— Begin Data excerpts —
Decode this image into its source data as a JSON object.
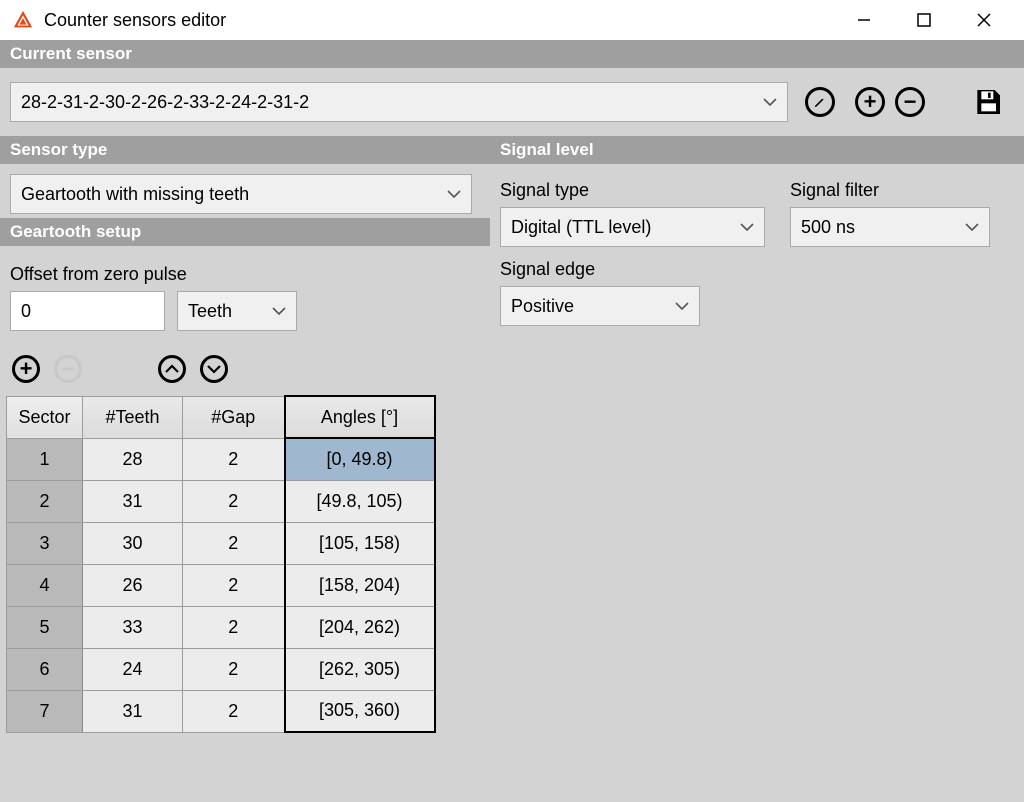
{
  "window": {
    "title": "Counter sensors editor"
  },
  "sections": {
    "current_sensor": "Current sensor",
    "sensor_type": "Sensor type",
    "signal_level": "Signal level",
    "geartooth_setup": "Geartooth setup"
  },
  "sensor_select": {
    "value": "28-2-31-2-30-2-26-2-33-2-24-2-31-2"
  },
  "sensor_type": {
    "value": "Geartooth with missing teeth"
  },
  "signal_type": {
    "label": "Signal type",
    "value": "Digital (TTL level)"
  },
  "signal_filter": {
    "label": "Signal filter",
    "value": "500 ns"
  },
  "signal_edge": {
    "label": "Signal edge",
    "value": "Positive"
  },
  "offset": {
    "label": "Offset from zero pulse",
    "value": "0",
    "unit": "Teeth"
  },
  "table": {
    "headers": {
      "sector": "Sector",
      "teeth": "#Teeth",
      "gap": "#Gap",
      "angles": "Angles [°]"
    },
    "rows": [
      {
        "sector": "1",
        "teeth": "28",
        "gap": "2",
        "angles": "[0, 49.8)"
      },
      {
        "sector": "2",
        "teeth": "31",
        "gap": "2",
        "angles": "[49.8, 105)"
      },
      {
        "sector": "3",
        "teeth": "30",
        "gap": "2",
        "angles": "[105, 158)"
      },
      {
        "sector": "4",
        "teeth": "26",
        "gap": "2",
        "angles": "[158, 204)"
      },
      {
        "sector": "5",
        "teeth": "33",
        "gap": "2",
        "angles": "[204, 262)"
      },
      {
        "sector": "6",
        "teeth": "24",
        "gap": "2",
        "angles": "[262, 305)"
      },
      {
        "sector": "7",
        "teeth": "31",
        "gap": "2",
        "angles": "[305, 360)"
      }
    ]
  }
}
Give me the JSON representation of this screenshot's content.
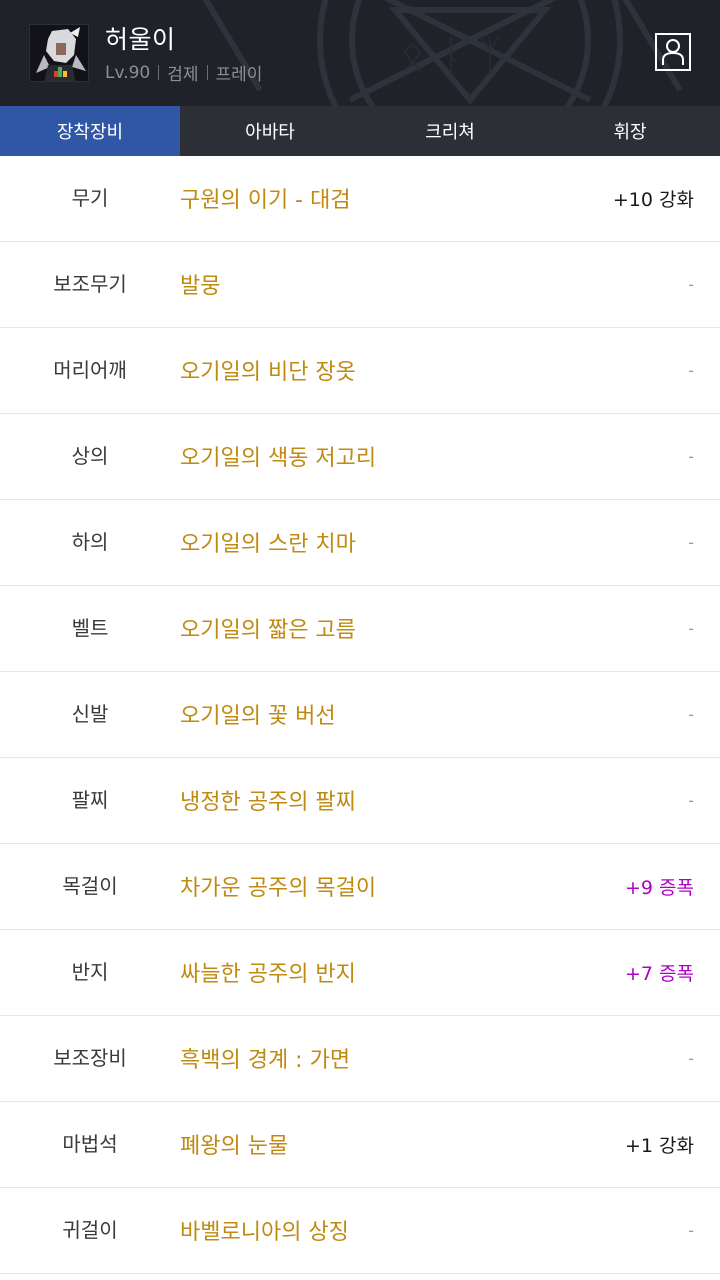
{
  "character": {
    "name": "허울이",
    "level": "Lv.90",
    "job": "검제",
    "server": "프레이"
  },
  "header": {
    "avatar_icon": "character-portrait",
    "profile_icon": "person-icon"
  },
  "tabs": [
    {
      "label": "장착장비",
      "active": true
    },
    {
      "label": "아바타",
      "active": false
    },
    {
      "label": "크리쳐",
      "active": false
    },
    {
      "label": "휘장",
      "active": false
    }
  ],
  "colors": {
    "accent": "#3057a6",
    "item_name": "#c08a10",
    "amplify": "#b000c8"
  },
  "equipment": [
    {
      "slot": "무기",
      "item": "구원의 이기 - 대검",
      "status": "+10 강화",
      "type": "reinforce"
    },
    {
      "slot": "보조무기",
      "item": "발뭉",
      "status": "-",
      "type": "none"
    },
    {
      "slot": "머리어깨",
      "item": "오기일의 비단 장옷",
      "status": "-",
      "type": "none"
    },
    {
      "slot": "상의",
      "item": "오기일의 색동 저고리",
      "status": "-",
      "type": "none"
    },
    {
      "slot": "하의",
      "item": "오기일의 스란 치마",
      "status": "-",
      "type": "none"
    },
    {
      "slot": "벨트",
      "item": "오기일의 짧은 고름",
      "status": "-",
      "type": "none"
    },
    {
      "slot": "신발",
      "item": "오기일의 꽃 버선",
      "status": "-",
      "type": "none"
    },
    {
      "slot": "팔찌",
      "item": "냉정한 공주의 팔찌",
      "status": "-",
      "type": "none"
    },
    {
      "slot": "목걸이",
      "item": "차가운 공주의 목걸이",
      "status": "+9 증폭",
      "type": "amplify"
    },
    {
      "slot": "반지",
      "item": "싸늘한 공주의 반지",
      "status": "+7 증폭",
      "type": "amplify"
    },
    {
      "slot": "보조장비",
      "item": "흑백의 경계 : 가면",
      "status": "-",
      "type": "none"
    },
    {
      "slot": "마법석",
      "item": "폐왕의 눈물",
      "status": "+1 강화",
      "type": "reinforce"
    },
    {
      "slot": "귀걸이",
      "item": "바벨로니아의 상징",
      "status": "-",
      "type": "none"
    }
  ]
}
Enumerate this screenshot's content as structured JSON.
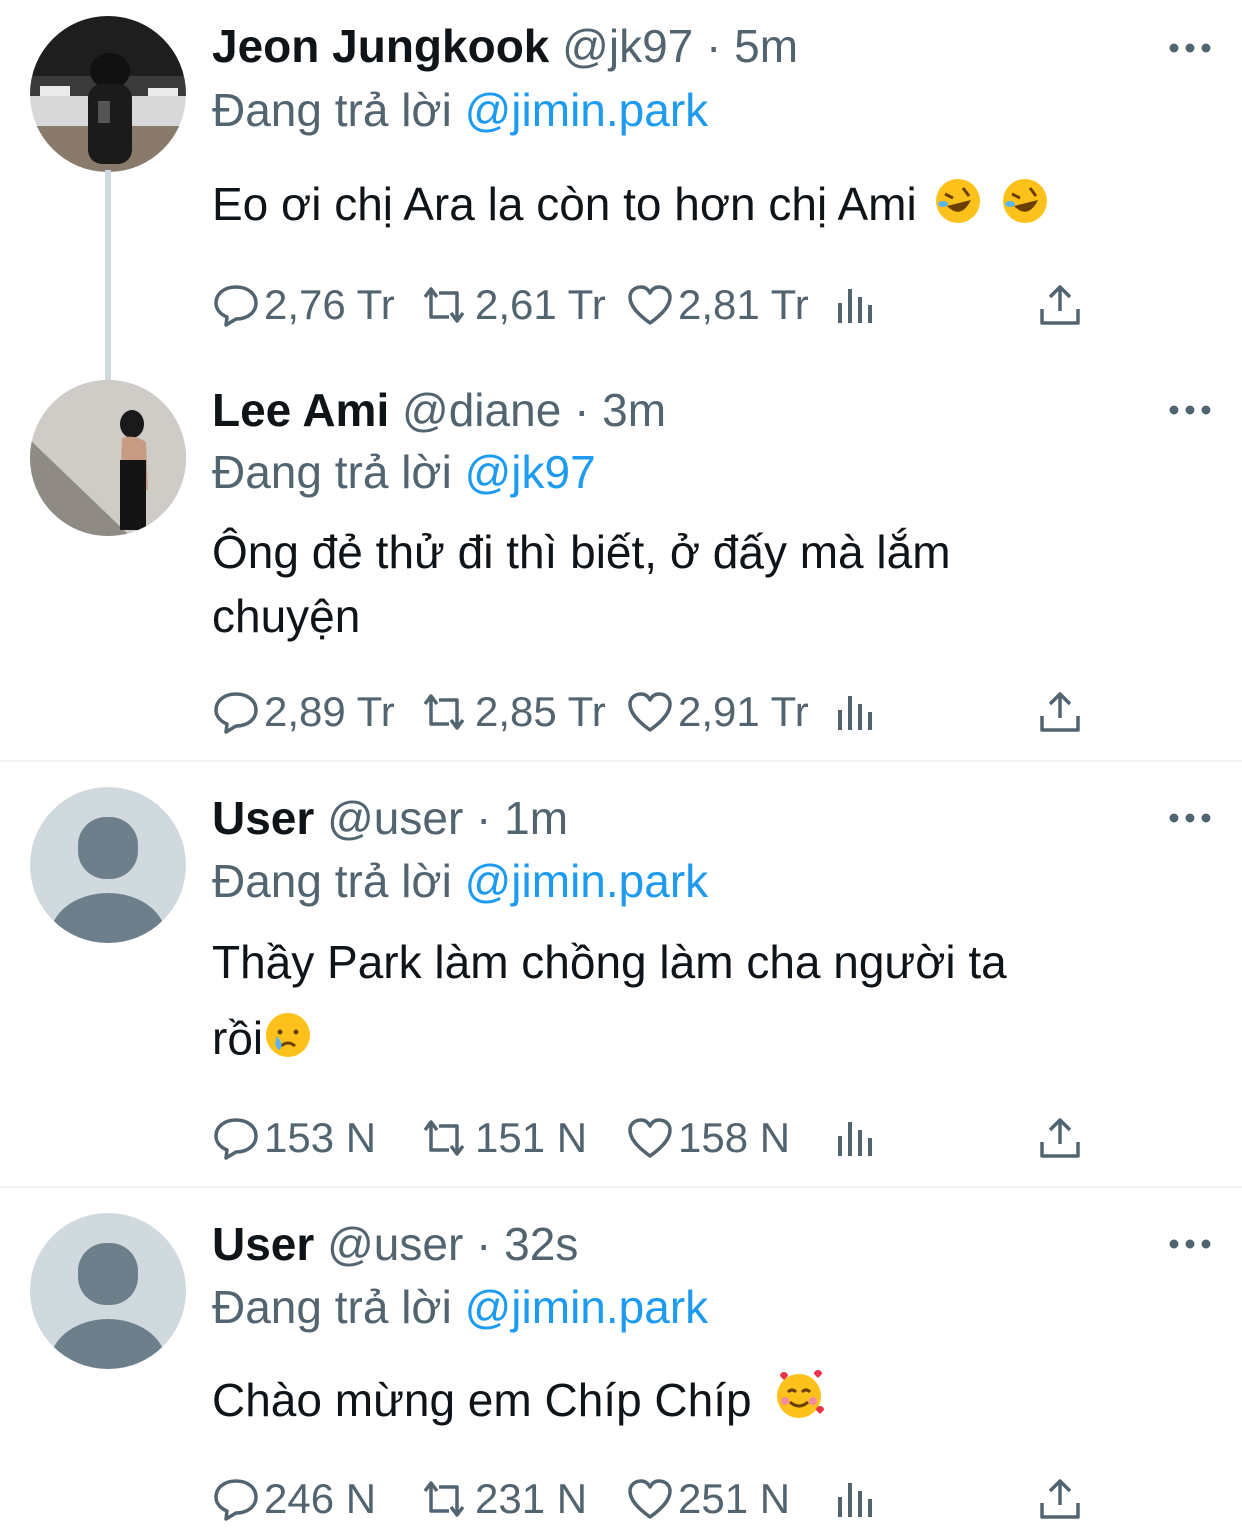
{
  "replying_label": "Đang trả lời",
  "tweets": [
    {
      "name": "Jeon Jungkook",
      "handle": "@jk97",
      "sep": "·",
      "time": "5m",
      "reply_to": "@jimin.park",
      "text": "Eo ơi chị Ara la còn to hơn chị Ami",
      "emoji": [
        "rolling-on-floor-laughing-emoji",
        "rolling-on-floor-laughing-emoji"
      ],
      "replies": "2,76 Tr",
      "retweets": "2,61 Tr",
      "likes": "2,81 Tr"
    },
    {
      "name": "Lee Ami",
      "handle": "@diane",
      "sep": "·",
      "time": "3m",
      "reply_to": "@jk97",
      "text_line1": "Ông đẻ thử đi thì biết, ở đấy mà lắm",
      "text_line2": "chuyện",
      "replies": "2,89 Tr",
      "retweets": "2,85 Tr",
      "likes": "2,91 Tr"
    },
    {
      "name": "User",
      "handle": "@user",
      "sep": "·",
      "time": "1m",
      "reply_to": "@jimin.park",
      "text_line1": "Thầy Park làm chồng làm cha người ta",
      "text_line2": "rồi",
      "emoji": [
        "crying-face-emoji"
      ],
      "replies": "153 N",
      "retweets": "151 N",
      "likes": "158 N"
    },
    {
      "name": "User",
      "handle": "@user",
      "sep": "·",
      "time": "32s",
      "reply_to": "@jimin.park",
      "text": "Chào mừng em Chíp Chíp",
      "emoji": [
        "smiling-face-with-hearts-emoji"
      ],
      "replies": "246 N",
      "retweets": "231 N",
      "likes": "251 N"
    }
  ],
  "colors": {
    "accent": "#1d9bf0",
    "muted": "#536471",
    "text": "#0f1419",
    "divider": "#eff3f4",
    "thread": "#cfd9de"
  }
}
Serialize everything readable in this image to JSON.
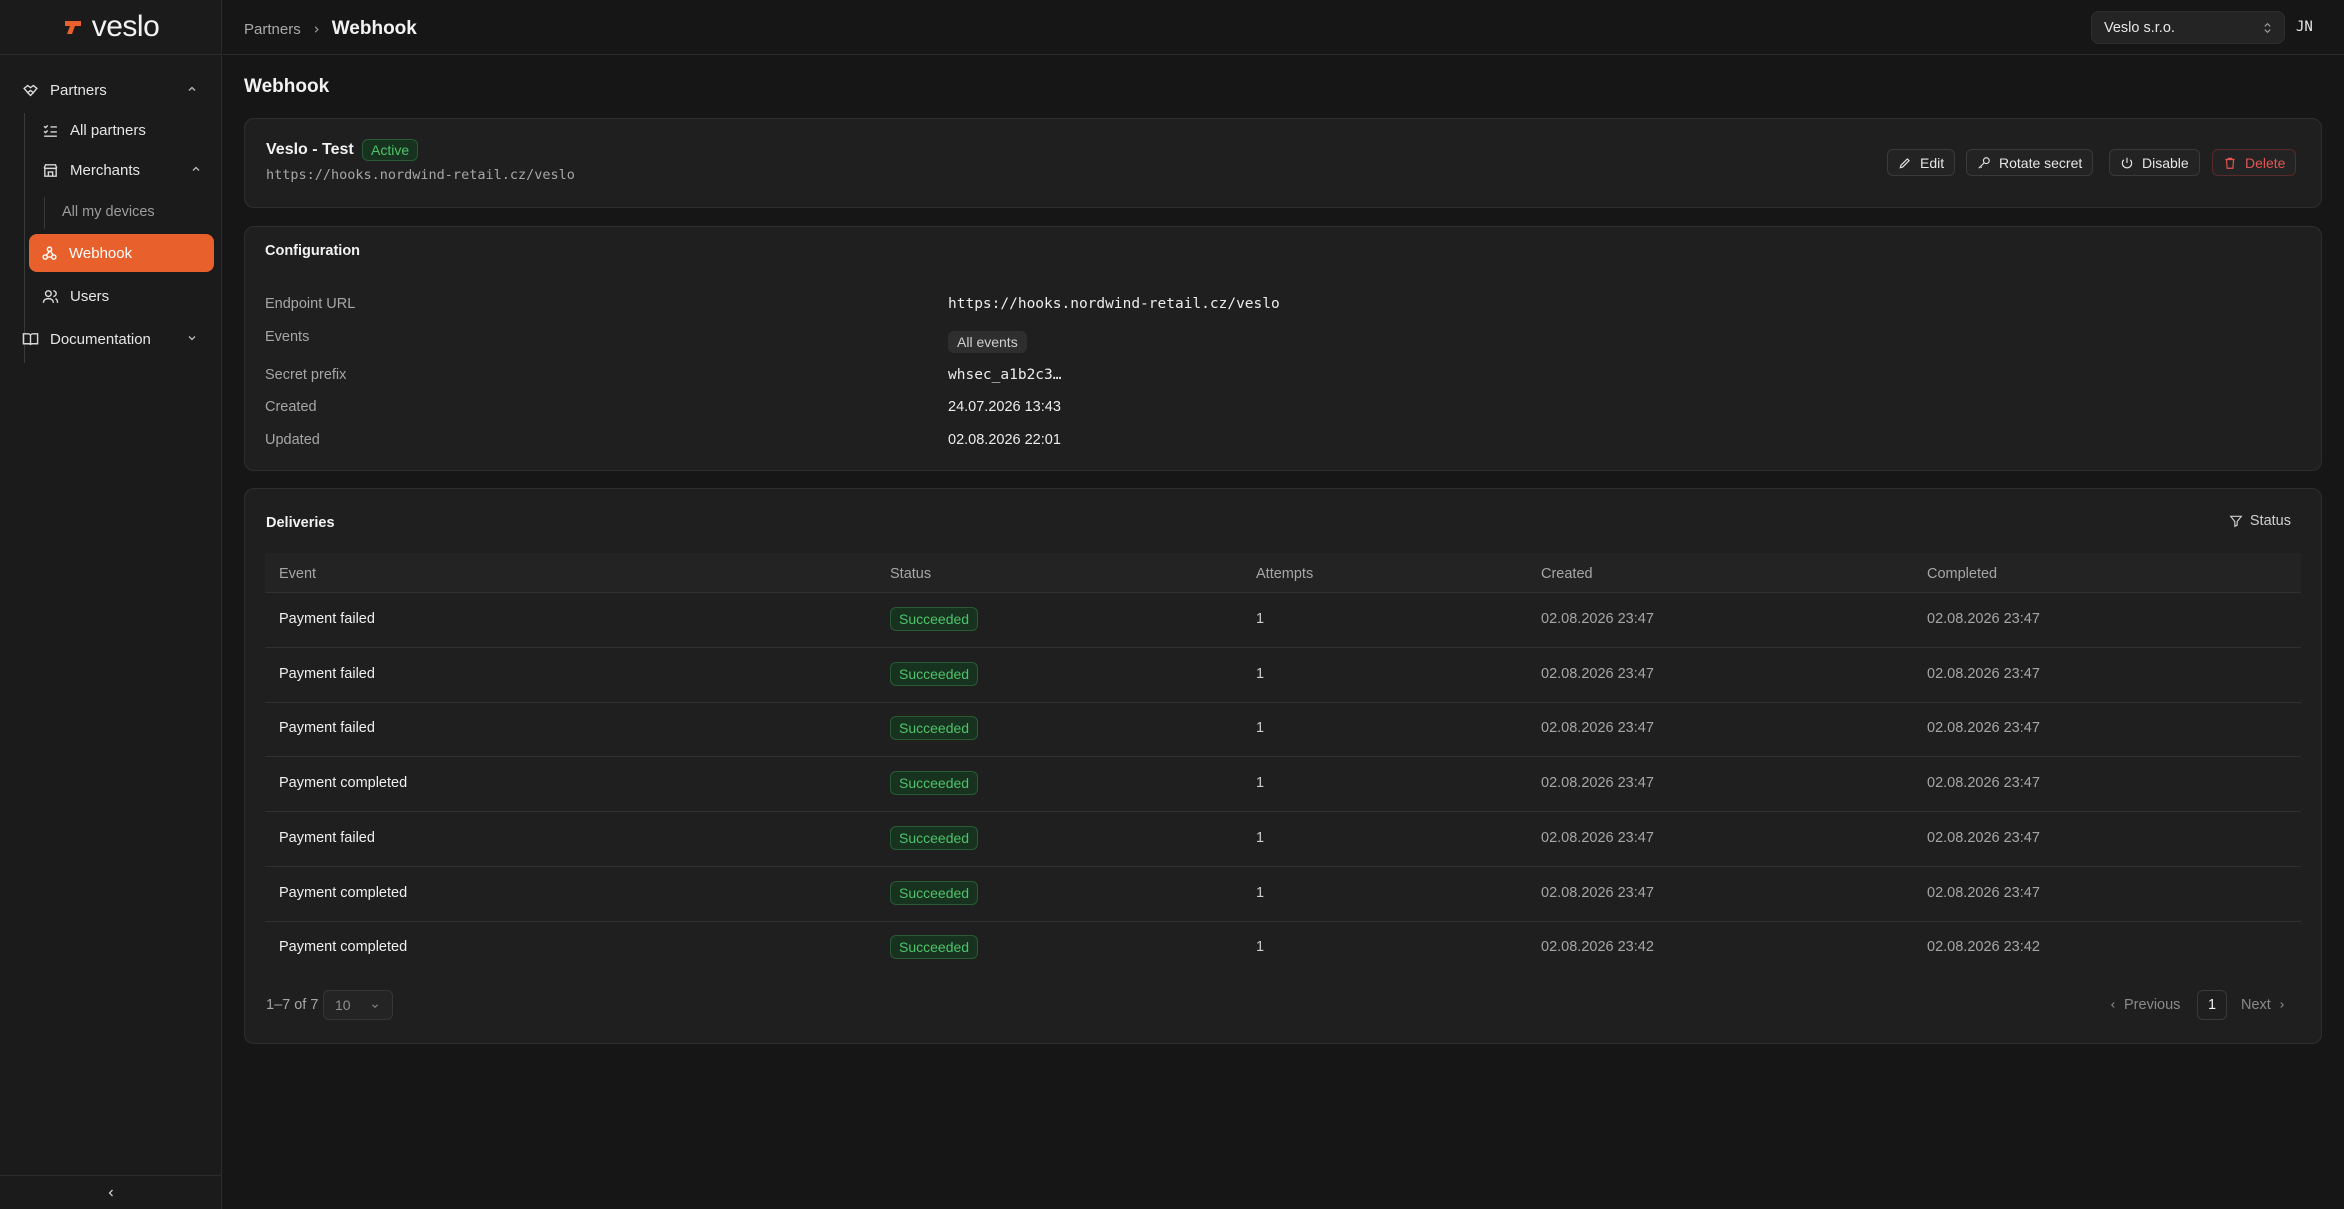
— End Data excerpts —
_Description of the task_. The pictures should not appear in the copy; every other part of the records above must be returned exactly.

_Task answer_.
Decode this image into its source data as a JSON object.
{
  "window": {
    "title": "Counter sensors editor"
  },
  "sections": {
    "current_sensor": "Current sensor",
    "sensor_type": "Sensor type",
    "signal_level": "Signal level",
    "geartooth_setup": "Geartooth setup"
  },
  "sensor_select": {
    "value": "28-2-31-2-30-2-26-2-33-2-24-2-31-2"
  },
  "sensor_type": {
    "value": "Geartooth with missing teeth"
  },
  "signal_type": {
    "label": "Signal type",
    "value": "Digital (TTL level)"
  },
  "signal_filter": {
    "label": "Signal filter",
    "value": "500 ns"
  },
  "signal_edge": {
    "label": "Signal edge",
    "value": "Positive"
  },
  "offset": {
    "label": "Offset from zero pulse",
    "value": "0",
    "unit": "Teeth"
  },
  "table": {
    "headers": {
      "sector": "Sector",
      "teeth": "#Teeth",
      "gap": "#Gap",
      "angles": "Angles [°]"
    },
    "rows": [
      {
        "sector": "1",
        "teeth": "28",
        "gap": "2",
        "angles": "[0, 49.8)"
      },
      {
        "sector": "2",
        "teeth": "31",
        "gap": "2",
        "angles": "[49.8, 105)"
      },
      {
        "sector": "3",
        "teeth": "30",
        "gap": "2",
        "angles": "[105, 158)"
      },
      {
        "sector": "4",
        "teeth": "26",
        "gap": "2",
        "angles": "[158, 204)"
      },
      {
        "sector": "5",
        "teeth": "33",
        "gap": "2",
        "angles": "[204, 262)"
      },
      {
        "sector": "6",
        "teeth": "24",
        "gap": "2",
        "angles": "[262, 305)"
      },
      {
        "sector": "7",
        "teeth": "31",
        "gap": "2",
        "angles": "[305, 360)"
      }
    ]
  }
}
Give me the JSON representation of this screenshot's content.
{
  "character": {
    "name": "허울이",
    "level": "Lv.90",
    "job": "검제",
    "server": "프레이"
  },
  "header": {
    "avatar_icon": "character-portrait",
    "profile_icon": "person-icon"
  },
  "tabs": [
    {
      "label": "장착장비",
      "active": true
    },
    {
      "label": "아바타",
      "active": false
    },
    {
      "label": "크리쳐",
      "active": false
    },
    {
      "label": "휘장",
      "active": false
    }
  ],
  "colors": {
    "accent": "#3057a6",
    "item_name": "#c08a10",
    "amplify": "#b000c8"
  },
  "equipment": [
    {
      "slot": "무기",
      "item": "구원의 이기 - 대검",
      "status": "+10 강화",
      "type": "reinforce"
    },
    {
      "slot": "보조무기",
      "item": "발뭉",
      "status": "-",
      "type": "none"
    },
    {
      "slot": "머리어깨",
      "item": "오기일의 비단 장옷",
      "status": "-",
      "type": "none"
    },
    {
      "slot": "상의",
      "item": "오기일의 색동 저고리",
      "status": "-",
      "type": "none"
    },
    {
      "slot": "하의",
      "item": "오기일의 스란 치마",
      "status": "-",
      "type": "none"
    },
    {
      "slot": "벨트",
      "item": "오기일의 짧은 고름",
      "status": "-",
      "type": "none"
    },
    {
      "slot": "신발",
      "item": "오기일의 꽃 버선",
      "status": "-",
      "type": "none"
    },
    {
      "slot": "팔찌",
      "item": "냉정한 공주의 팔찌",
      "status": "-",
      "type": "none"
    },
    {
      "slot": "목걸이",
      "item": "차가운 공주의 목걸이",
      "status": "+9 증폭",
      "type": "amplify"
    },
    {
      "slot": "반지",
      "item": "싸늘한 공주의 반지",
      "status": "+7 증폭",
      "type": "amplify"
    },
    {
      "slot": "보조장비",
      "item": "흑백의 경계 : 가면",
      "status": "-",
      "type": "none"
    },
    {
      "slot": "마법석",
      "item": "폐왕의 눈물",
      "status": "+1 강화",
      "type": "reinforce"
    },
    {
      "slot": "귀걸이",
      "item": "바벨로니아의 상징",
      "status": "-",
      "type": "none"
    }
  ]
}
Enumerate this screenshot's content as structured JSON.
{
  "replying_label": "Đang trả lời",
  "tweets": [
    {
      "name": "Jeon Jungkook",
      "handle": "@jk97",
      "sep": "·",
      "time": "5m",
      "reply_to": "@jimin.park",
      "text": "Eo ơi chị Ara la còn to hơn chị Ami",
      "emoji": [
        "rolling-on-floor-laughing-emoji",
        "rolling-on-floor-laughing-emoji"
      ],
      "replies": "2,76 Tr",
      "retweets": "2,61 Tr",
      "likes": "2,81 Tr"
    },
    {
      "name": "Lee Ami",
      "handle": "@diane",
      "sep": "·",
      "time": "3m",
      "reply_to": "@jk97",
      "text_line1": "Ông đẻ thử đi thì biết, ở đấy mà lắm",
      "text_line2": "chuyện",
      "replies": "2,89 Tr",
      "retweets": "2,85 Tr",
      "likes": "2,91 Tr"
    },
    {
      "name": "User",
      "handle": "@user",
      "sep": "·",
      "time": "1m",
      "reply_to": "@jimin.park",
      "text_line1": "Thầy Park làm chồng làm cha người ta",
      "text_line2": "rồi",
      "emoji": [
        "crying-face-emoji"
      ],
      "replies": "153 N",
      "retweets": "151 N",
      "likes": "158 N"
    },
    {
      "name": "User",
      "handle": "@user",
      "sep": "·",
      "time": "32s",
      "reply_to": "@jimin.park",
      "text": "Chào mừng em Chíp Chíp",
      "emoji": [
        "smiling-face-with-hearts-emoji"
      ],
      "replies": "246 N",
      "retweets": "231 N",
      "likes": "251 N"
    }
  ],
  "colors": {
    "accent": "#1d9bf0",
    "muted": "#536471",
    "text": "#0f1419",
    "divider": "#eff3f4",
    "thread": "#cfd9de"
  }
}
Serialize everything readable in this image to JSON.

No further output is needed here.